> **PROBLEM DETAILS**
Give every entry again, word for word and in full.

> **SOURCE DATA**

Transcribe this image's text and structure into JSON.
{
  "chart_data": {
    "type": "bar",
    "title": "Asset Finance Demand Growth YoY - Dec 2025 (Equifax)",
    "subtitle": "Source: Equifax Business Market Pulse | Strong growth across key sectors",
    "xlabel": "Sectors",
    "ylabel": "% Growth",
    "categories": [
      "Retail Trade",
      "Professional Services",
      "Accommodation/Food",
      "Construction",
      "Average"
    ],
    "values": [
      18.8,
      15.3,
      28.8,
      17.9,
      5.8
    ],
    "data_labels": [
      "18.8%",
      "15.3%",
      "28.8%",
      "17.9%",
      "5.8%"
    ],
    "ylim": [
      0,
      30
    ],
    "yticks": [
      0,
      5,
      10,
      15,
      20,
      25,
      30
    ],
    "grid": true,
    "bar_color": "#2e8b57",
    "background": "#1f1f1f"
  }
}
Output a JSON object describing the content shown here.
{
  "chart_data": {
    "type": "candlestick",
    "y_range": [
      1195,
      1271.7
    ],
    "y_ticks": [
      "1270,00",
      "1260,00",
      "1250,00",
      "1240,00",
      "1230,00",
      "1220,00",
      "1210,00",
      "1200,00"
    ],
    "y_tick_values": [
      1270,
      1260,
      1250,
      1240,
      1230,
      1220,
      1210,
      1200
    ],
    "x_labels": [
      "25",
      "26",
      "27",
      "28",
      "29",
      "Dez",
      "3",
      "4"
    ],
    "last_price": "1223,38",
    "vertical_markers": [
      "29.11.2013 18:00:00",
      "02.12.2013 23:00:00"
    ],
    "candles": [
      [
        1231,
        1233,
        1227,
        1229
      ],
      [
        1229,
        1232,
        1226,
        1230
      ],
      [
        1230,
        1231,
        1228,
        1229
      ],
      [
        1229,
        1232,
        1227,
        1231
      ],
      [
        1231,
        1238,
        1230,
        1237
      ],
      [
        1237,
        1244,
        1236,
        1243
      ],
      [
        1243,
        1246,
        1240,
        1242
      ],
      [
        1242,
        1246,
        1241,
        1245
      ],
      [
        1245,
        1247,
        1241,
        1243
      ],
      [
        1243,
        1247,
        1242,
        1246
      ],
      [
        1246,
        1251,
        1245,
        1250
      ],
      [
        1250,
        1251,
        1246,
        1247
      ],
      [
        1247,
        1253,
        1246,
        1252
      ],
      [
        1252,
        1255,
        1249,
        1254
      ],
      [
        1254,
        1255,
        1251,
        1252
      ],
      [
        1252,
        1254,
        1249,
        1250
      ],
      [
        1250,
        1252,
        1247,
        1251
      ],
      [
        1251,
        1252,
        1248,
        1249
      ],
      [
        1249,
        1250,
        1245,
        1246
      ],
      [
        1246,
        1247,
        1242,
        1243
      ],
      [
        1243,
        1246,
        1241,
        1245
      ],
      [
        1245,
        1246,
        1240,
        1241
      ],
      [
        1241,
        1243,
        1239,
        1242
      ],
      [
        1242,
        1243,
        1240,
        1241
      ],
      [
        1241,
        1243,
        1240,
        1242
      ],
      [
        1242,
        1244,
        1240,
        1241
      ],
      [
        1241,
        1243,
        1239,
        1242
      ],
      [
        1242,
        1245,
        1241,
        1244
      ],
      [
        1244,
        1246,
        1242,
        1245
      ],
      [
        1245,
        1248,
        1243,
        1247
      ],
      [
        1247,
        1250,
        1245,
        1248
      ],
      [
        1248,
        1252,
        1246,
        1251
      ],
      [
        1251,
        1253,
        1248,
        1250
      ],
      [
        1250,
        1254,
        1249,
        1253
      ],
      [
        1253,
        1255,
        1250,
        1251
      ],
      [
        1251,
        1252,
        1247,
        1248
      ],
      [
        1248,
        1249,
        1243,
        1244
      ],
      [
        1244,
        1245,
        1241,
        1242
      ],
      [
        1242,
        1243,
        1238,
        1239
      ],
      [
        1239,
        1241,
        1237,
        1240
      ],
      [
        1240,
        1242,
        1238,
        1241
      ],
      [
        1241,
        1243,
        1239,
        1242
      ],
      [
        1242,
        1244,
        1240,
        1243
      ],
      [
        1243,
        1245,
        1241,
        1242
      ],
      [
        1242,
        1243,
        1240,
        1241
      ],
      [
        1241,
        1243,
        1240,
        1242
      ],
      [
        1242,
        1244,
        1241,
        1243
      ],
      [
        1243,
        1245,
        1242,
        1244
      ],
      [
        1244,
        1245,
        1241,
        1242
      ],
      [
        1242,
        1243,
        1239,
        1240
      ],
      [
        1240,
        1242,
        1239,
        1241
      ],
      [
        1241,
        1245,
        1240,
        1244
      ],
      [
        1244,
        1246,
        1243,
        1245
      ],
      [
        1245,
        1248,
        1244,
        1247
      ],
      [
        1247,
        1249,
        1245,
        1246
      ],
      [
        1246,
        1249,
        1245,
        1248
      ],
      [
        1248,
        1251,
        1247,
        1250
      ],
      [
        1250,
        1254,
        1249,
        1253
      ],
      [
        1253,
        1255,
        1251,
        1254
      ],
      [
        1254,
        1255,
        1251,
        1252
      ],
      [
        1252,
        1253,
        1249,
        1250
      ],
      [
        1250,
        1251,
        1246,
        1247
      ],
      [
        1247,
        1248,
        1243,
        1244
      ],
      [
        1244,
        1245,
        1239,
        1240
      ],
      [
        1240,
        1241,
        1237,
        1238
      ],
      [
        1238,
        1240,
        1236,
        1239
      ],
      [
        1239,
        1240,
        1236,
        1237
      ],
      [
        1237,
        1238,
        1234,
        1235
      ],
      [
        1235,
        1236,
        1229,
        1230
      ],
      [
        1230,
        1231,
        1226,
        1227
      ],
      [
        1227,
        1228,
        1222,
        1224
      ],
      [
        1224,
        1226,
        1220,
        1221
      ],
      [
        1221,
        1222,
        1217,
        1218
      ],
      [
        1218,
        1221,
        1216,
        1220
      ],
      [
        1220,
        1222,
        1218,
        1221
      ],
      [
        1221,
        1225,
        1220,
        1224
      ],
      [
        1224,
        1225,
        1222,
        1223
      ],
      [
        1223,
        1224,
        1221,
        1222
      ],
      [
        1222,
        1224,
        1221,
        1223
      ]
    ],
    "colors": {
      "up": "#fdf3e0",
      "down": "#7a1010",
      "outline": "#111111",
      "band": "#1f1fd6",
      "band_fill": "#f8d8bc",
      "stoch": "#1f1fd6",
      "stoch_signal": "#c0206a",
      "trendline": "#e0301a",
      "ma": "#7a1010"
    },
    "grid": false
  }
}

> **EXERCISE SOLUTION**
Transcribe this image's text and structure into JSON.
{
  "chart_data": {
    "type": "bar",
    "title": "Asset Finance Demand Growth YoY - Dec 2025 (Equifax)",
    "subtitle": "Source: Equifax Business Market Pulse | Strong growth across key sectors",
    "xlabel": "Sectors",
    "ylabel": "% Growth",
    "categories": [
      "Retail Trade",
      "Professional Services",
      "Accommodation/Food",
      "Construction",
      "Average"
    ],
    "values": [
      18.8,
      15.3,
      28.8,
      17.9,
      5.8
    ],
    "data_labels": [
      "18.8%",
      "15.3%",
      "28.8%",
      "17.9%",
      "5.8%"
    ],
    "ylim": [
      0,
      30
    ],
    "yticks": [
      0,
      5,
      10,
      15,
      20,
      25,
      30
    ],
    "grid": true,
    "bar_color": "#2e8b57",
    "background": "#1f1f1f"
  }
}
Output a JSON object describing the content shown here.
{
  "chart_data": {
    "type": "candlestick",
    "y_range": [
      1195,
      1271.7
    ],
    "y_ticks": [
      "1270,00",
      "1260,00",
      "1250,00",
      "1240,00",
      "1230,00",
      "1220,00",
      "1210,00",
      "1200,00"
    ],
    "y_tick_values": [
      1270,
      1260,
      1250,
      1240,
      1230,
      1220,
      1210,
      1200
    ],
    "x_labels": [
      "25",
      "26",
      "27",
      "28",
      "29",
      "Dez",
      "3",
      "4"
    ],
    "last_price": "1223,38",
    "vertical_markers": [
      "29.11.2013 18:00:00",
      "02.12.2013 23:00:00"
    ],
    "candles": [
      [
        1231,
        1233,
        1227,
        1229
      ],
      [
        1229,
        1232,
        1226,
        1230
      ],
      [
        1230,
        1231,
        1228,
        1229
      ],
      [
        1229,
        1232,
        1227,
        1231
      ],
      [
        1231,
        1238,
        1230,
        1237
      ],
      [
        1237,
        1244,
        1236,
        1243
      ],
      [
        1243,
        1246,
        1240,
        1242
      ],
      [
        1242,
        1246,
        1241,
        1245
      ],
      [
        1245,
        1247,
        1241,
        1243
      ],
      [
        1243,
        1247,
        1242,
        1246
      ],
      [
        1246,
        1251,
        1245,
        1250
      ],
      [
        1250,
        1251,
        1246,
        1247
      ],
      [
        1247,
        1253,
        1246,
        1252
      ],
      [
        1252,
        1255,
        1249,
        1254
      ],
      [
        1254,
        1255,
        1251,
        1252
      ],
      [
        1252,
        1254,
        1249,
        1250
      ],
      [
        1250,
        1252,
        1247,
        1251
      ],
      [
        1251,
        1252,
        1248,
        1249
      ],
      [
        1249,
        1250,
        1245,
        1246
      ],
      [
        1246,
        1247,
        1242,
        1243
      ],
      [
        1243,
        1246,
        1241,
        1245
      ],
      [
        1245,
        1246,
        1240,
        1241
      ],
      [
        1241,
        1243,
        1239,
        1242
      ],
      [
        1242,
        1243,
        1240,
        1241
      ],
      [
        1241,
        1243,
        1240,
        1242
      ],
      [
        1242,
        1244,
        1240,
        1241
      ],
      [
        1241,
        1243,
        1239,
        1242
      ],
      [
        1242,
        1245,
        1241,
        1244
      ],
      [
        1244,
        1246,
        1242,
        1245
      ],
      [
        1245,
        1248,
        1243,
        1247
      ],
      [
        1247,
        1250,
        1245,
        1248
      ],
      [
        1248,
        1252,
        1246,
        1251
      ],
      [
        1251,
        1253,
        1248,
        1250
      ],
      [
        1250,
        1254,
        1249,
        1253
      ],
      [
        1253,
        1255,
        1250,
        1251
      ],
      [
        1251,
        1252,
        1247,
        1248
      ],
      [
        1248,
        1249,
        1243,
        1244
      ],
      [
        1244,
        1245,
        1241,
        1242
      ],
      [
        1242,
        1243,
        1238,
        1239
      ],
      [
        1239,
        1241,
        1237,
        1240
      ],
      [
        1240,
        1242,
        1238,
        1241
      ],
      [
        1241,
        1243,
        1239,
        1242
      ],
      [
        1242,
        1244,
        1240,
        1243
      ],
      [
        1243,
        1245,
        1241,
        1242
      ],
      [
        1242,
        1243,
        1240,
        1241
      ],
      [
        1241,
        1243,
        1240,
        1242
      ],
      [
        1242,
        1244,
        1241,
        1243
      ],
      [
        1243,
        1245,
        1242,
        1244
      ],
      [
        1244,
        1245,
        1241,
        1242
      ],
      [
        1242,
        1243,
        1239,
        1240
      ],
      [
        1240,
        1242,
        1239,
        1241
      ],
      [
        1241,
        1245,
        1240,
        1244
      ],
      [
        1244,
        1246,
        1243,
        1245
      ],
      [
        1245,
        1248,
        1244,
        1247
      ],
      [
        1247,
        1249,
        1245,
        1246
      ],
      [
        1246,
        1249,
        1245,
        1248
      ],
      [
        1248,
        1251,
        1247,
        1250
      ],
      [
        1250,
        1254,
        1249,
        1253
      ],
      [
        1253,
        1255,
        1251,
        1254
      ],
      [
        1254,
        1255,
        1251,
        1252
      ],
      [
        1252,
        1253,
        1249,
        1250
      ],
      [
        1250,
        1251,
        1246,
        1247
      ],
      [
        1247,
        1248,
        1243,
        1244
      ],
      [
        1244,
        1245,
        1239,
        1240
      ],
      [
        1240,
        1241,
        1237,
        1238
      ],
      [
        1238,
        1240,
        1236,
        1239
      ],
      [
        1239,
        1240,
        1236,
        1237
      ],
      [
        1237,
        1238,
        1234,
        1235
      ],
      [
        1235,
        1236,
        1229,
        1230
      ],
      [
        1230,
        1231,
        1226,
        1227
      ],
      [
        1227,
        1228,
        1222,
        1224
      ],
      [
        1224,
        1226,
        1220,
        1221
      ],
      [
        1221,
        1222,
        1217,
        1218
      ],
      [
        1218,
        1221,
        1216,
        1220
      ],
      [
        1220,
        1222,
        1218,
        1221
      ],
      [
        1221,
        1225,
        1220,
        1224
      ],
      [
        1224,
        1225,
        1222,
        1223
      ],
      [
        1223,
        1224,
        1221,
        1222
      ],
      [
        1222,
        1224,
        1221,
        1223
      ]
    ],
    "colors": {
      "up": "#fdf3e0",
      "down": "#7a1010",
      "outline": "#111111",
      "band": "#1f1fd6",
      "band_fill": "#f8d8bc",
      "stoch": "#1f1fd6",
      "stoch_signal": "#c0206a",
      "trendline": "#e0301a",
      "ma": "#7a1010"
    },
    "grid": false
  }
}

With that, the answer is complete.